* Data provided *
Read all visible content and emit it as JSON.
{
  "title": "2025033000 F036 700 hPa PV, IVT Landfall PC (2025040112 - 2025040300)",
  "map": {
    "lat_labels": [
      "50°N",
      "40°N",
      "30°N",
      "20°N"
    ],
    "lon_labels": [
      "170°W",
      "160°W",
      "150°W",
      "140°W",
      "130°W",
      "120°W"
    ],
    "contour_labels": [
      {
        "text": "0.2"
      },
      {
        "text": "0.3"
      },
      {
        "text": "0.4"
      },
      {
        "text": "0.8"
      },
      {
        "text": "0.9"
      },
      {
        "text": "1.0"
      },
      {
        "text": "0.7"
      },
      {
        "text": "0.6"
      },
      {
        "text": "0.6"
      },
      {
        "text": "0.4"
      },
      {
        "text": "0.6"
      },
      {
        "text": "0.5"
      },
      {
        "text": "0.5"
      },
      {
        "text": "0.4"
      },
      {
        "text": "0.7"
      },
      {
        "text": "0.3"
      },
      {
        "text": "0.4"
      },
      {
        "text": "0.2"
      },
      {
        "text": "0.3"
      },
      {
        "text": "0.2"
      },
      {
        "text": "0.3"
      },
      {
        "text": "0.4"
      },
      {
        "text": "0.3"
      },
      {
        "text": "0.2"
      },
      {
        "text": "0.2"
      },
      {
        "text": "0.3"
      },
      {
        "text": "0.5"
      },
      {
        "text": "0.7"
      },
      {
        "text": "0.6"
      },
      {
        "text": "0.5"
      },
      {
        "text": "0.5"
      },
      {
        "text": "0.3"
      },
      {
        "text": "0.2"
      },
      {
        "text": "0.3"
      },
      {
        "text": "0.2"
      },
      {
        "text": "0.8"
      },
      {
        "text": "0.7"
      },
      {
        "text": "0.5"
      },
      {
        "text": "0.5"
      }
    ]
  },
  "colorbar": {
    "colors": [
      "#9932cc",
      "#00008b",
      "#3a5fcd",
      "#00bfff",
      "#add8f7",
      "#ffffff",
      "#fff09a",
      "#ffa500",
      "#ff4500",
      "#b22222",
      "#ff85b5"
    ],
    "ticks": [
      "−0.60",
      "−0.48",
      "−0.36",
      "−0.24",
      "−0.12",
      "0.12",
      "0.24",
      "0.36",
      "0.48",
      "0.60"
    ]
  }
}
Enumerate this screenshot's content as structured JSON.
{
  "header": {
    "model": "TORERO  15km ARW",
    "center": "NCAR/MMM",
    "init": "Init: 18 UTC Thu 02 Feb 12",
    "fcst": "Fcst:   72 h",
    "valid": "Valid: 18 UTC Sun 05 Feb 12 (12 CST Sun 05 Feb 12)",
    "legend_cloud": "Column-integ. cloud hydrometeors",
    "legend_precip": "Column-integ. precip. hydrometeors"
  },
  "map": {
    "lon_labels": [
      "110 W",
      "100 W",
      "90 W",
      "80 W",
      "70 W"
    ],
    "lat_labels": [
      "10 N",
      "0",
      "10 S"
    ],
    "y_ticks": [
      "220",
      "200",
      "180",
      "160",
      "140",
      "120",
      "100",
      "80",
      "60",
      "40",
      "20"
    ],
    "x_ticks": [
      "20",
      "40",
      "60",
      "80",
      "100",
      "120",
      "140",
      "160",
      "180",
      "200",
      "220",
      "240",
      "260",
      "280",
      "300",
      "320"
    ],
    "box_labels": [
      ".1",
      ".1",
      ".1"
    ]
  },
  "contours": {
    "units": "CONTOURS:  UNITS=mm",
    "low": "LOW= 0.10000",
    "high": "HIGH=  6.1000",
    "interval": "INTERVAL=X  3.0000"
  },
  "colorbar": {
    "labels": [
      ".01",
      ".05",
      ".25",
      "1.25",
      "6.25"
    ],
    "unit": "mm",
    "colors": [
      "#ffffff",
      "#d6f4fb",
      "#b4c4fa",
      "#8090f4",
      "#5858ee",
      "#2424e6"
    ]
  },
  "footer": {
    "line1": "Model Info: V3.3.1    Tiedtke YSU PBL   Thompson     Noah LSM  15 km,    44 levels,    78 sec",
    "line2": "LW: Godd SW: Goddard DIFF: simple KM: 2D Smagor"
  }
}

* Directions *
Look through the entries above for the word "hydrometeors". Copy every line where it shows up.

* Result *
    "legend_cloud": "Column-integ. cloud hydrometeors",
    "legend_precip": "Column-integ. precip. hydrometeors"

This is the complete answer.